Search the data below for the word "website" and copy each line that holds it.

[Collected data]
☆ ☆ ☆ ☆ ☆ ☆ ☆

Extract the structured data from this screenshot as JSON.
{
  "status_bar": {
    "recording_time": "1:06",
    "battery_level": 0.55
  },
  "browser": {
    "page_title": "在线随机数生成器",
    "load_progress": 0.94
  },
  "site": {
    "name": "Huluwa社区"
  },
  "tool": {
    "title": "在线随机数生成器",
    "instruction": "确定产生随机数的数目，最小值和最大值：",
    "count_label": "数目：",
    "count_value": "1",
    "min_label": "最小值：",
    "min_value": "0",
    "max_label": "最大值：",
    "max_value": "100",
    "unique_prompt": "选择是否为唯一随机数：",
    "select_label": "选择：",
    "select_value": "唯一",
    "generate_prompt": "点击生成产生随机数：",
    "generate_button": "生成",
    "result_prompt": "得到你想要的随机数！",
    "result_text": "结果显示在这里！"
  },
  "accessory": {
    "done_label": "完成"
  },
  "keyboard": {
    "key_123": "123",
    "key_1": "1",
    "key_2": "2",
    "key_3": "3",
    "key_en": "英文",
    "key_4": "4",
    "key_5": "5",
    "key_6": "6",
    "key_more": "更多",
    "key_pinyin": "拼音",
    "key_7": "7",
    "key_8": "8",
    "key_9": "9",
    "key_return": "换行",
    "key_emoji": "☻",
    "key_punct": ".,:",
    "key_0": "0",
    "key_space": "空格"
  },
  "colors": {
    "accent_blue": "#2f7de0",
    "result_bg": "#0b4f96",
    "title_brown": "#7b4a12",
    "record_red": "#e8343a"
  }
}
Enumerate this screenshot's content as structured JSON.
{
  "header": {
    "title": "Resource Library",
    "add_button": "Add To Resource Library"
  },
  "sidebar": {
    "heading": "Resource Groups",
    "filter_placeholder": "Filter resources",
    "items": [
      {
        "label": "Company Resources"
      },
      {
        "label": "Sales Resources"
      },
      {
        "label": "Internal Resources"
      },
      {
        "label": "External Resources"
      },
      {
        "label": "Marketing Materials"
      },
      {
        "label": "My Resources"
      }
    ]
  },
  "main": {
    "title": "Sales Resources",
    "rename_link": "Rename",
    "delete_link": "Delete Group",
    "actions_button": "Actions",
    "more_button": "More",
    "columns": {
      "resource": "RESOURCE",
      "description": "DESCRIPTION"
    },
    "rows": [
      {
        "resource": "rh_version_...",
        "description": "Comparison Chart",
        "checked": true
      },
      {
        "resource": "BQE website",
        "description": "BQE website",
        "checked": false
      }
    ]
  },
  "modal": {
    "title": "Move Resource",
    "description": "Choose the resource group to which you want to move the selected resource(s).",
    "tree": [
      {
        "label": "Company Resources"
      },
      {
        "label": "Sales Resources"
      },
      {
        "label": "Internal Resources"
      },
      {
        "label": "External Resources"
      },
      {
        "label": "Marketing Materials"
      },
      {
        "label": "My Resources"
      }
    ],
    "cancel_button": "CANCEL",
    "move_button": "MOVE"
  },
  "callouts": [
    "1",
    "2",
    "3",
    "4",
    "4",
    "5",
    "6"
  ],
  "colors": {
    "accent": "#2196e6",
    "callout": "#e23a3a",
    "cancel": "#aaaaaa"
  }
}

☆ ☆ ☆ ☆ ☆ ☆ ☆

TASK RESPONSE =>
        "resource": "BQE website",
        "description": "BQE website",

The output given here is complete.